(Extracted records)
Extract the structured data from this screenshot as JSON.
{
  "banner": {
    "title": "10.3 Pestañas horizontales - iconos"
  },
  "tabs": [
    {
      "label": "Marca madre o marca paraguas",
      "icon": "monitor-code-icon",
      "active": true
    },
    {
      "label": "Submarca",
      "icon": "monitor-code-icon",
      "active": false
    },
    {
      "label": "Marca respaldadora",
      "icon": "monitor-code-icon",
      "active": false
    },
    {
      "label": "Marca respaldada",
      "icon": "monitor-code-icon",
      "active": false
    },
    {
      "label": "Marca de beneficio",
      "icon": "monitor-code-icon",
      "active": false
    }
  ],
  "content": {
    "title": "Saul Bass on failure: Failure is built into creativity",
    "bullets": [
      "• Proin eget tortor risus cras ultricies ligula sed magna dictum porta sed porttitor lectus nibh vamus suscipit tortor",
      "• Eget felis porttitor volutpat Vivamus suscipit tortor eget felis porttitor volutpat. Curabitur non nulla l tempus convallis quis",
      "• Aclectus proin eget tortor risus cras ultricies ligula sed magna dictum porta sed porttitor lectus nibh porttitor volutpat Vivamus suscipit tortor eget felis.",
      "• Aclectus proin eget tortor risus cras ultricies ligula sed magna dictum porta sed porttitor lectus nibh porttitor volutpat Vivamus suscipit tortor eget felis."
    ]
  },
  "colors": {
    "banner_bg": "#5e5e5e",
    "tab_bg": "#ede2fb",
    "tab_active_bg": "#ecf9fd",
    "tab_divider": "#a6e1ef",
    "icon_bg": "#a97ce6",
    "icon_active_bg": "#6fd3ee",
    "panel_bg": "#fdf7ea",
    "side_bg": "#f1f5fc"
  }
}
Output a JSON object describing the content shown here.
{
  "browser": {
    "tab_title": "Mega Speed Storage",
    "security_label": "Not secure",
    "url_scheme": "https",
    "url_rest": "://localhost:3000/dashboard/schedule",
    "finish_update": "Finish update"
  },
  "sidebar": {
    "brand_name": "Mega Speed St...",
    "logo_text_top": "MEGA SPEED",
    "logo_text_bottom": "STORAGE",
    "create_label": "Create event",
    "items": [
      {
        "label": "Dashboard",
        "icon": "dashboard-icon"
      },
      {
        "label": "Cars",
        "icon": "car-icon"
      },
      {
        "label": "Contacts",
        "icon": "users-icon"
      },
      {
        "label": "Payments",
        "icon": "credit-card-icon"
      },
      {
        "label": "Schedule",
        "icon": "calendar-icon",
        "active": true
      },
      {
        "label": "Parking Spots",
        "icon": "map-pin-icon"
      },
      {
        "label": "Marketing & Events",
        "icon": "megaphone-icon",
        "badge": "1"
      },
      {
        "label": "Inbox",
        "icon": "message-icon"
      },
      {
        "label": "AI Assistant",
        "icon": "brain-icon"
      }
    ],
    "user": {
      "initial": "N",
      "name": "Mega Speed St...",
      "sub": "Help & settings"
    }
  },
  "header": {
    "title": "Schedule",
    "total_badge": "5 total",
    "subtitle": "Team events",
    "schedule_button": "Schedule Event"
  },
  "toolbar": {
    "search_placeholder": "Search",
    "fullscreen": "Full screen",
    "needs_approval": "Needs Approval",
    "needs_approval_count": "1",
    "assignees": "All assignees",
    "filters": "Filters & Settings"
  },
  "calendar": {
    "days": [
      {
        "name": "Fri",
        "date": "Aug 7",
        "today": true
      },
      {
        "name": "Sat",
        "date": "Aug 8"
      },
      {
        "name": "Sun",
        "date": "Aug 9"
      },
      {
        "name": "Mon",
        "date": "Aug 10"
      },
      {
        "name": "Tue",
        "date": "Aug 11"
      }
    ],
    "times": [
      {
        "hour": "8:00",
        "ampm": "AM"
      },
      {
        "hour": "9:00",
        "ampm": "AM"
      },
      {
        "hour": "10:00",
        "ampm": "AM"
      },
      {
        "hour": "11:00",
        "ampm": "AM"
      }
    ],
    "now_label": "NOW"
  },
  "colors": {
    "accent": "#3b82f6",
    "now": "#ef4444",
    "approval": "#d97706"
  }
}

## Exercise goal
The lines to collect are those holding the string "suscipit"; copy them all.

## Answer in full
      "• Proin eget tortor risus cras ultricies ligula sed magna dictum porta sed porttitor lectus nibh vamus suscipit tortor",
      "• Eget felis porttitor volutpat Vivamus suscipit tortor eget felis porttitor volutpat. Curabitur non nulla l tempus convallis quis",
      "• Aclectus proin eget tortor risus cras ultricies ligula sed magna dictum porta sed porttitor lectus nibh porttitor volutpat Vivamus suscipit tortor eget felis.",
      "• Aclectus proin eget tortor risus cras ultricies ligula sed magna dictum porta sed porttitor lectus nibh porttitor volutpat Vivamus suscipit tortor eget felis."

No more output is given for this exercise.